Pull out from the material below all lines with "Months".

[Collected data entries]
·····
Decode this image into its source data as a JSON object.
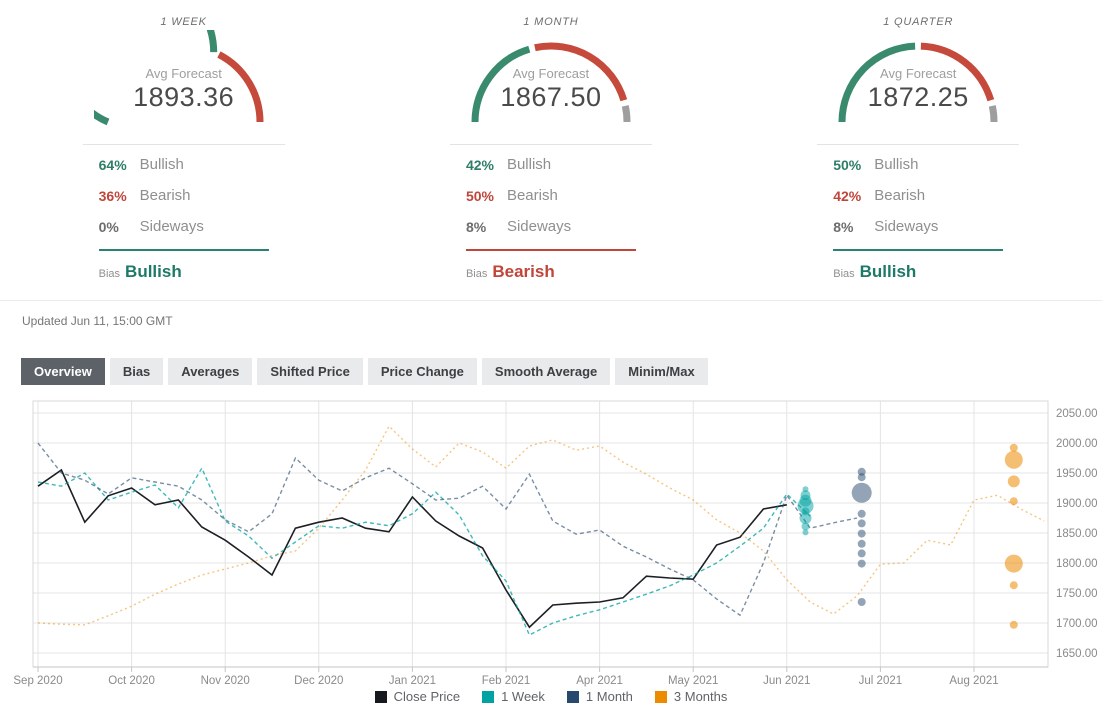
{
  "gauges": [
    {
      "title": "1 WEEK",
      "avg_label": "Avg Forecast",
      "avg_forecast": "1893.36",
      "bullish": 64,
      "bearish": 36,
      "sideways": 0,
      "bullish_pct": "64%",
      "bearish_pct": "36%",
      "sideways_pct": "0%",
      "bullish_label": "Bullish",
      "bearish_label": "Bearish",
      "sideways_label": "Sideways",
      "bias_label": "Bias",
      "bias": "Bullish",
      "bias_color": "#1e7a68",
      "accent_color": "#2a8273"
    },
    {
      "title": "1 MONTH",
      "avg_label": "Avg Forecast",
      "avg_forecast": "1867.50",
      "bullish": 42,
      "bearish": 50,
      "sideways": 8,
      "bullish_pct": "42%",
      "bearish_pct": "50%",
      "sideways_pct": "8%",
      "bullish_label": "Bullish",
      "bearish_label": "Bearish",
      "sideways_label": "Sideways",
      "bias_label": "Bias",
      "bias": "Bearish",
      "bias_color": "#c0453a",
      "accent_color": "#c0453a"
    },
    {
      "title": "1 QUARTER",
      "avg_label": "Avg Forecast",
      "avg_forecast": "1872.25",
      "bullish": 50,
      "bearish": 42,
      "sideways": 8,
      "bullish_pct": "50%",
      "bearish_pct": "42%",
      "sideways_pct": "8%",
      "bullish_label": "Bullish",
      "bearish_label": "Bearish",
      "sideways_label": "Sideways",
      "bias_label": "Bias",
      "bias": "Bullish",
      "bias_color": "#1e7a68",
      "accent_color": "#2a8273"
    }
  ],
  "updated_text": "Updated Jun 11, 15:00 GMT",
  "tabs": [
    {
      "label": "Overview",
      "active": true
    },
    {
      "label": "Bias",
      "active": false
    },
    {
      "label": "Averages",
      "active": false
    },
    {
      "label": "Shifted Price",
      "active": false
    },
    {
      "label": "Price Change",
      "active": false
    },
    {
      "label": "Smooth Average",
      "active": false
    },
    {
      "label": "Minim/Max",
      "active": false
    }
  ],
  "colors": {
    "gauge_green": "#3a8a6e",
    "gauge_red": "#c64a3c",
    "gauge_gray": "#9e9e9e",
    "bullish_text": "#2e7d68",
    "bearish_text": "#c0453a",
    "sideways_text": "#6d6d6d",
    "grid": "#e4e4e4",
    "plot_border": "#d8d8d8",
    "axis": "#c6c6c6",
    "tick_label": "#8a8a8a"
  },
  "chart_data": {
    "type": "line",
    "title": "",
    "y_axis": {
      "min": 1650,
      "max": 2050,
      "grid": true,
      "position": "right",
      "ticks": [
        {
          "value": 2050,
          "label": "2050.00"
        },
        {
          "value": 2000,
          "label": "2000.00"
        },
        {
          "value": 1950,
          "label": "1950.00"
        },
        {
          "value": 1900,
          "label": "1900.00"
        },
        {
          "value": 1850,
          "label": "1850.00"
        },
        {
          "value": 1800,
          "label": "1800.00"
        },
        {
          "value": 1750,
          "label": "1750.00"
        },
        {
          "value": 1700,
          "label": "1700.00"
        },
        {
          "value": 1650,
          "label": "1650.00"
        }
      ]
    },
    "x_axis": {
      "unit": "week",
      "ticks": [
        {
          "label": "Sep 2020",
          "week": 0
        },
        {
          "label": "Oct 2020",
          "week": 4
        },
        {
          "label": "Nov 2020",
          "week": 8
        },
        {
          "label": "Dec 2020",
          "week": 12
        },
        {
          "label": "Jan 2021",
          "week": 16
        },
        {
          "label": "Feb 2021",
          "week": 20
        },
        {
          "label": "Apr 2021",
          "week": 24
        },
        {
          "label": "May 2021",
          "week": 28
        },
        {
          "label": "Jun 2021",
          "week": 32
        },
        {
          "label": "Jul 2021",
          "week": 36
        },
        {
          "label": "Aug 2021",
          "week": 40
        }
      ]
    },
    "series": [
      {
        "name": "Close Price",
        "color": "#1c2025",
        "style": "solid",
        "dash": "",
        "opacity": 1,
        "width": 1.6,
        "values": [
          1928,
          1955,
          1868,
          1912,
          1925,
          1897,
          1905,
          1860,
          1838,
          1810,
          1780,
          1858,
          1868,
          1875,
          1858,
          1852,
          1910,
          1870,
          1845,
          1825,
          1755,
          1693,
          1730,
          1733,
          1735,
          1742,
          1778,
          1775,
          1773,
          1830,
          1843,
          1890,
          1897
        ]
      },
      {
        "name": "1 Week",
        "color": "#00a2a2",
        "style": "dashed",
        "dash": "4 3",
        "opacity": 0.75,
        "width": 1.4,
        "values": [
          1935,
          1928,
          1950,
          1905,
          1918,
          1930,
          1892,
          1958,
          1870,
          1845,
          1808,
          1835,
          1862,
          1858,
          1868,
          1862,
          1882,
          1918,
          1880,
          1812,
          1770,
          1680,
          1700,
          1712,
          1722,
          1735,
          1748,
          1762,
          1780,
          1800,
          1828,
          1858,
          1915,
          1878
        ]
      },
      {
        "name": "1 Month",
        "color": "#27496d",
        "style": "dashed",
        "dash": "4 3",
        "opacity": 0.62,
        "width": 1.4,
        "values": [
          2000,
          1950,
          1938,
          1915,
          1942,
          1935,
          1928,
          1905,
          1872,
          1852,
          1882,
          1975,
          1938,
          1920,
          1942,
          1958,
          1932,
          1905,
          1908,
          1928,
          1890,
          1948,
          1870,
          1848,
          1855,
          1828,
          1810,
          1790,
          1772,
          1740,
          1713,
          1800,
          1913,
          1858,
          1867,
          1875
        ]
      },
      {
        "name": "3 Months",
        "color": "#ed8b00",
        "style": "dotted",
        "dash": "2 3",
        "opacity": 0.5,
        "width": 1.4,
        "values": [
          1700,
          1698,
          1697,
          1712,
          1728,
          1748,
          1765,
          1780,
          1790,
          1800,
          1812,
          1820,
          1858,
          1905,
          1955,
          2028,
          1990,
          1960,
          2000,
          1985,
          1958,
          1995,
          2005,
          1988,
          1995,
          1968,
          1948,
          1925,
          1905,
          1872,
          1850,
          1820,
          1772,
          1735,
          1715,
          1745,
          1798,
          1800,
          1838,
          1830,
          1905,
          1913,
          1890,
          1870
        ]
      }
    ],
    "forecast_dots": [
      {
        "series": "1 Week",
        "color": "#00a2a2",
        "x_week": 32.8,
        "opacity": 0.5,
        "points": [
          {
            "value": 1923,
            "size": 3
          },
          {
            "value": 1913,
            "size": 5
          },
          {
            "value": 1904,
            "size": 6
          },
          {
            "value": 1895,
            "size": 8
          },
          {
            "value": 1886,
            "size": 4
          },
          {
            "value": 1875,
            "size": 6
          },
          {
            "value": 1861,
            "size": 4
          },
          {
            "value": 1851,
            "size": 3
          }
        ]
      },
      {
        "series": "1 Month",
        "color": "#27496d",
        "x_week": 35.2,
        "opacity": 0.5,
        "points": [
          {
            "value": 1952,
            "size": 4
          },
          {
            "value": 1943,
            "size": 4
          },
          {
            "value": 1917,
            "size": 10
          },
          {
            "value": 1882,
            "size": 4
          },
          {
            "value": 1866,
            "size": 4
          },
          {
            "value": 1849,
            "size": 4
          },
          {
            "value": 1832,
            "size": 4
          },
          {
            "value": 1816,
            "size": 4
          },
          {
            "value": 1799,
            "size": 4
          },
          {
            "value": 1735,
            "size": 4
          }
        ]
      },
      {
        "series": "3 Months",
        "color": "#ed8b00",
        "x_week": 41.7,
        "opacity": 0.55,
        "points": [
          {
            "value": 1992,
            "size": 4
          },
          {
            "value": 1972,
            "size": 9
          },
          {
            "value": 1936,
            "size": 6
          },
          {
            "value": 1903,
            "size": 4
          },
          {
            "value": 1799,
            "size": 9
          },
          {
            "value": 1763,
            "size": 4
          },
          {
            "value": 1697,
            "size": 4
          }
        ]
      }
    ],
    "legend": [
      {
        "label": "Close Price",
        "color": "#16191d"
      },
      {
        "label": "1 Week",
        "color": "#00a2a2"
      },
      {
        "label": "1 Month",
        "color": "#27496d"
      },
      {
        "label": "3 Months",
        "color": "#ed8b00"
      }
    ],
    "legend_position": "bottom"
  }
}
·····
- [Result below]:
        "name": "3 Months",
        "series": "3 Months",
        "label": "3 Months",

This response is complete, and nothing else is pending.